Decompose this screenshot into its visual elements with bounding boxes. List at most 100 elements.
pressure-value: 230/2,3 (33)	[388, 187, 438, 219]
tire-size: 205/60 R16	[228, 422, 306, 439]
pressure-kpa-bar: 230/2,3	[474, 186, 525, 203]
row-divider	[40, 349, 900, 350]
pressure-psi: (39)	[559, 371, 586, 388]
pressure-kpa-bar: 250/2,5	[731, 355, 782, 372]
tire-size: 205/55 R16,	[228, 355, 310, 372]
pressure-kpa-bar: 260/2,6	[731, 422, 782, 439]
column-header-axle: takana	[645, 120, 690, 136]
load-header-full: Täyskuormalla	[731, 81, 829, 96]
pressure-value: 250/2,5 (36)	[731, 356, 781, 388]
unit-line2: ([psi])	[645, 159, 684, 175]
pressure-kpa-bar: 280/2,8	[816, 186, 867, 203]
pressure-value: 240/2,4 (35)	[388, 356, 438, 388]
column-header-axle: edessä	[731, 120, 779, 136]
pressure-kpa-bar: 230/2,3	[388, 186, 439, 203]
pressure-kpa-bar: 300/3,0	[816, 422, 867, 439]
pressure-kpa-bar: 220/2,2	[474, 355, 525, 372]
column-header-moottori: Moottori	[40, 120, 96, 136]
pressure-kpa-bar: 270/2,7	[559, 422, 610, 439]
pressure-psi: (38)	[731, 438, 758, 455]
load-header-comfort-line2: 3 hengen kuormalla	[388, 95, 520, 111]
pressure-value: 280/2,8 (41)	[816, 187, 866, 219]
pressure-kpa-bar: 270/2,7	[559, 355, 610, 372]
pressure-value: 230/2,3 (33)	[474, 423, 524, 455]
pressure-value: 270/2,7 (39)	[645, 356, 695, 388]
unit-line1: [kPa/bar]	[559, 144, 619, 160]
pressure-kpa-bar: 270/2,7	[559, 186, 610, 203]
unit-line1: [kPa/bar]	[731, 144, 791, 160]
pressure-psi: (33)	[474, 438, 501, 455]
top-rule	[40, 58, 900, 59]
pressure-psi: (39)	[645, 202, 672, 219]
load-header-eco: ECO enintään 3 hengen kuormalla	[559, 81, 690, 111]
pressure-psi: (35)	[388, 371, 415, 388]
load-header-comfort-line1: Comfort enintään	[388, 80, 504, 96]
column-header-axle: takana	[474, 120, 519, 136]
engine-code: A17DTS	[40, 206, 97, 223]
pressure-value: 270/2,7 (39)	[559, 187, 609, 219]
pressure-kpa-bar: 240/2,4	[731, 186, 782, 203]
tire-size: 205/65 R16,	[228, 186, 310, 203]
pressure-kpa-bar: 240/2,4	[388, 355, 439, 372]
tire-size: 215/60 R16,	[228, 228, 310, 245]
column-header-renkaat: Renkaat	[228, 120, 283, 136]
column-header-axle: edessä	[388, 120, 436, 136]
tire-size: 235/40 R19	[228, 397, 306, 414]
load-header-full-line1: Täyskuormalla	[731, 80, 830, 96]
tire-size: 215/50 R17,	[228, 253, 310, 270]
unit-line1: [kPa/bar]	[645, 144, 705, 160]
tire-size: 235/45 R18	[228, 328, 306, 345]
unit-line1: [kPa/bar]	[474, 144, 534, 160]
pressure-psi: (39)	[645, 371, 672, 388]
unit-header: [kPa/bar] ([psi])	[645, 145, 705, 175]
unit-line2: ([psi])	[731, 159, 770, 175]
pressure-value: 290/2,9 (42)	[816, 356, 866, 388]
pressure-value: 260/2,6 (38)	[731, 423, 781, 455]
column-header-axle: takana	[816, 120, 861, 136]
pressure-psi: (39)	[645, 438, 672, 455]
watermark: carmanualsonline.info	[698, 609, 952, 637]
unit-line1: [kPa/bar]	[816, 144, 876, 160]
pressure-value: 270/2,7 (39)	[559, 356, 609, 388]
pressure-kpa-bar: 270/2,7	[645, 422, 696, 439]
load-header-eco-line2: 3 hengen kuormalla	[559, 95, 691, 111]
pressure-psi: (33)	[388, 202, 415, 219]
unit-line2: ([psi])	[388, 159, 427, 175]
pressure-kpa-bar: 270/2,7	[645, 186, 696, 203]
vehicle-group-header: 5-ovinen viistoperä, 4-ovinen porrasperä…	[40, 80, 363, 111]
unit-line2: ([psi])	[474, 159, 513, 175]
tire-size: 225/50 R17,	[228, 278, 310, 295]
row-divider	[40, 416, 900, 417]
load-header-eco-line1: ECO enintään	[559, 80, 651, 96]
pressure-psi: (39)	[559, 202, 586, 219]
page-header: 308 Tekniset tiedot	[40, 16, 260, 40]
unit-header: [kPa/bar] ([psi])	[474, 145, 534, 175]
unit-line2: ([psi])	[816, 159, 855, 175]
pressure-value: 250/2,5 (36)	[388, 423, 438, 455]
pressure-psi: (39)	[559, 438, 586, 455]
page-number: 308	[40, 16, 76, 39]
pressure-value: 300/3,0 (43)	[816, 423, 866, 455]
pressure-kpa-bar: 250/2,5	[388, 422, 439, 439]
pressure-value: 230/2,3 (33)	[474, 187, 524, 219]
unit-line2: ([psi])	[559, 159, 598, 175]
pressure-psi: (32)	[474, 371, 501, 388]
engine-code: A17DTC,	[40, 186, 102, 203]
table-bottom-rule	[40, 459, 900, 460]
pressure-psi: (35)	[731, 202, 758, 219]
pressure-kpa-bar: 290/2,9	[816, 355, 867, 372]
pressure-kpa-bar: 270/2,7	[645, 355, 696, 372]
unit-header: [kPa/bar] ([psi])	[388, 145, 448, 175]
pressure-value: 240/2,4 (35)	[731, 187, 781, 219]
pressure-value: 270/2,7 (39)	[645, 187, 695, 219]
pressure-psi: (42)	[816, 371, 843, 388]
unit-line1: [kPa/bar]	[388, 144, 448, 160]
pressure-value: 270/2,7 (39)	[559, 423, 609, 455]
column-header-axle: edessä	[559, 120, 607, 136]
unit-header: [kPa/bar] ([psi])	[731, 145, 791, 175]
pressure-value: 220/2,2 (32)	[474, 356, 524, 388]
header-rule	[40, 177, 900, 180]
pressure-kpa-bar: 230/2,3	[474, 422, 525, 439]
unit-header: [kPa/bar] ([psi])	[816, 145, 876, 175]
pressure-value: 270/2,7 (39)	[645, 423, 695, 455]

★ ★ ★ ★

TO BE DONE -> Format every row above as a JSON list of strings, with one string per line and any blank lines left out.

SOLUTION BELOW ->
[
  "Decompose this screenshot into its visual elements with bounding boxes. List at most 100 elements.",
  "pressure-value: 230/2,3 (33)\t[388, 187, 438, 219]",
  "tire-size: 205/60 R16\t[228, 422, 306, 439]",
  "pressure-kpa-bar: 230/2,3\t[474, 186, 525, 203]",
  "row-divider\t[40, 349, 900, 350]",
  "pressure-psi: (39)\t[559, 371, 586, 388]",
  "pressure-kpa-bar: 250/2,5\t[731, 355, 782, 372]",
  "tire-size: 205/55 R16,\t[228, 355, 310, 372]",
  "pressure-kpa-bar: 260/2,6\t[731, 422, 782, 439]",
  "column-header-axle: takana\t[645, 120, 690, 136]",
  "load-header-full: Täyskuormalla\t[731, 81, 829, 96]",
  "pressure-value: 250/2,5 (36)\t[731, 356, 781, 388]",
  "unit-line2: ([psi])\t[645, 159, 684, 175]",
  "pressure-kpa-bar: 280/2,8\t[816, 186, 867, 203]",
  "pressure-value: 240/2,4 (35)\t[388, 356, 438, 388]",
  "column-header-axle: edessä\t[731, 120, 779, 136]",
  "pressure-kpa-bar: 230/2,3\t[388, 186, 439, 203]",
  "pressure-kpa-bar: 300/3,0\t[816, 422, 867, 439]",
  "pressure-kpa-bar: 220/2,2\t[474, 355, 525, 372]",
  "column-header-moottori: Moottori\t[40, 120, 96, 136]",
  "pressure-kpa-bar: 270/2,7\t[559, 422, 610, 439]",
  "pressure-psi: (38)\t[731, 438, 758, 455]",
  "load-header-comfort-line2: 3 hengen kuormalla\t[388, 95, 520, 111]",
  "pressure-value: 280/2,8 (41)\t[816, 187, 866, 219]",
  "pressure-kpa-bar: 270/2,7\t[559, 355, 610, 372]",
  "pressure-value: 230/2,3 (33)\t[474, 423, 524, 455]",
  "pressure-value: 270/2,7 (39)\t[645, 356, 695, 388]",
  "unit-line1: [kPa/bar]\t[559, 144, 619, 160]",
  "pressure-kpa-bar: 270/2,7\t[559, 186, 610, 203]",
  "unit-line1: [kPa/bar]\t[731, 144, 791, 160]",
  "pressure-psi: (33)\t[474, 438, 501, 455]",
  "top-rule\t[40, 58, 900, 59]",
  "pressure-psi: (39)\t[645, 202, 672, 219]",
  "load-header-eco: ECO enintään 3 hengen kuormalla\t[559, 81, 690, 111]",
  "pressure-psi: (35)\t[388, 371, 415, 388]",
  "load-header-comfort-line1: Comfort enintään\t[388, 80, 504, 96]",
  "column-header-axle: takana\t[474, 120, 519, 136]",
  "engine-code: A17DTS\t[40, 206, 97, 223]",
  "pressure-value: 270/2,7 (39)\t[559, 187, 609, 219]",
  "pressure-kpa-bar: 240/2,4\t[731, 186, 782, 203]",
  "tire-size: 205/65 R16,\t[228, 186, 310, 203]",
  "pressure-kpa-bar: 240/2,4\t[388, 355, 439, 372]",
  "tire-size: 215/60 R16,\t[228, 228, 310, 245]",
  "column-header-renkaat: Renkaat\t[228, 120, 283, 136]",
  "column-header-axle: edessä\t[388, 120, 436, 136]",
  "tire-size: 235/40 R19\t[228, 397, 306, 414]",
  "load-header-full-line1: Täyskuormalla\t[731, 80, 830, 96]",
  "tire-size: 215/50 R17,\t[228, 253, 310, 270]",
  "unit-line1: [kPa/bar]\t[645, 144, 705, 160]",
  "tire-size: 235/45 R18\t[228, 328, 306, 345]",
  "unit-line1: [kPa/bar]\t[474, 144, 534, 160]",
  "pressure-psi: (39)\t[645, 371, 672, 388]",
  "unit-header: [kPa/bar] ([psi])\t[645, 145, 705, 175]",
  "unit-line2: ([psi])\t[731, 159, 770, 175]",
  "pressure-value: 290/2,9 (42)\t[816, 356, 866, 388]",
  "pressure-value: 260/2,6 (38)\t[731, 423, 781, 455]",
  "column-header-axle: takana\t[816, 120, 861, 136]",
  "pressure-psi: (39)\t[645, 438, 672, 455]",
  "watermark: carmanualsonline.info\t[698, 609, 952, 637]",
  "unit-line1: [kPa/bar]\t[816, 144, 876, 160]",
  "pressure-value: 270/2,7 (39)\t[559, 356, 609, 388]",
  "pressure-kpa-bar: 270/2,7\t[645, 422, 696, 439]",
  "load-header-eco-line2: 3 hengen kuormalla\t[559, 95, 691, 111]",
  "pressure-psi: (33)\t[388, 202, 415, 219]",
  "unit-line2: ([psi])\t[388, 159, 427, 175]",
  "pressure-kpa-bar: 270/2,7\t[645, 186, 696, 203]",
  "vehicle-group-header: 5-ovinen viistoperä, 4-ovinen porrasperä…\t[40, 80, 363, 111]",
  "unit-line2: ([psi])\t[474, 159, 513, 175]",
  "tire-size: 225/50 R17,\t[228, 278, 310, 295]",
  "row-divider\t[40, 416, 900, 417]",
  "load-header-eco-line1: ECO enintään\t[559, 80, 651, 96]",
  "pressure-psi: (39)\t[559, 202, 586, 219]",
  "page-header: 308 Tekniset tiedot\t[40, 16, 260, 40]",
  "unit-header: [kPa/bar] ([psi])\t[474, 145, 534, 175]",
  "unit-line2: ([psi])\t[816, 159, 855, 175]",
  "pressure-value: 250/2,5 (36)\t[388, 423, 438, 455]",
  "pressure-psi: (39)\t[559, 438, 586, 455]",
  "page-number: 308\t[40, 16, 76, 39]",
  "pressure-value: 300/3,0 (43)\t[816, 423, 866, 455]",
  "pressure-kpa-bar: 250/2,5\t[388, 422, 439, 439]",
  "pressure-value: 230/2,3 (33)\t[474, 187, 524, 219]",
  "unit-line2: ([psi])\t[559, 159, 598, 175]",
  "pressure-psi: (32)\t[474, 371, 501, 388]",
  "engine-code: A17DTC,\t[40, 186, 102, 203]",
  "table-bottom-rule\t[40, 459, 900, 460]",
  "pressure-psi: (35)\t[731, 202, 758, 219]",
  "pressure-kpa-bar: 290/2,9\t[816, 355, 867, 372]",
  "pressure-kpa-bar: 270/2,7\t[645, 355, 696, 372]",
  "unit-header: [kPa/bar] ([psi])\t[388, 145, 448, 175]",
  "pressure-value: 240/2,4 (35)\t[731, 187, 781, 219]",
  "pressure-value: 270/2,7 (39)\t[645, 187, 695, 219]",
  "pressure-psi: (42)\t[816, 371, 843, 388]",
  "unit-line1: [kPa/bar]\t[388, 144, 448, 160]",
  "pressure-value: 270/2,7 (39)\t[559, 423, 609, 455]",
  "column-header-axle: edessä\t[559, 120, 607, 136]",
  "unit-header: [kPa/bar] ([psi])\t[731, 145, 791, 175]",
  "pressure-value: 220/2,2 (32)\t[474, 356, 524, 388]",
  "header-rule\t[40, 177, 900, 180]",
  "pressure-kpa-bar: 230/2,3\t[474, 422, 525, 439]",
  "unit-header: [kPa/bar] ([psi])\t[816, 145, 876, 175]",
  "pressure-value: 270/2,7 (39)\t[645, 423, 695, 455]"
]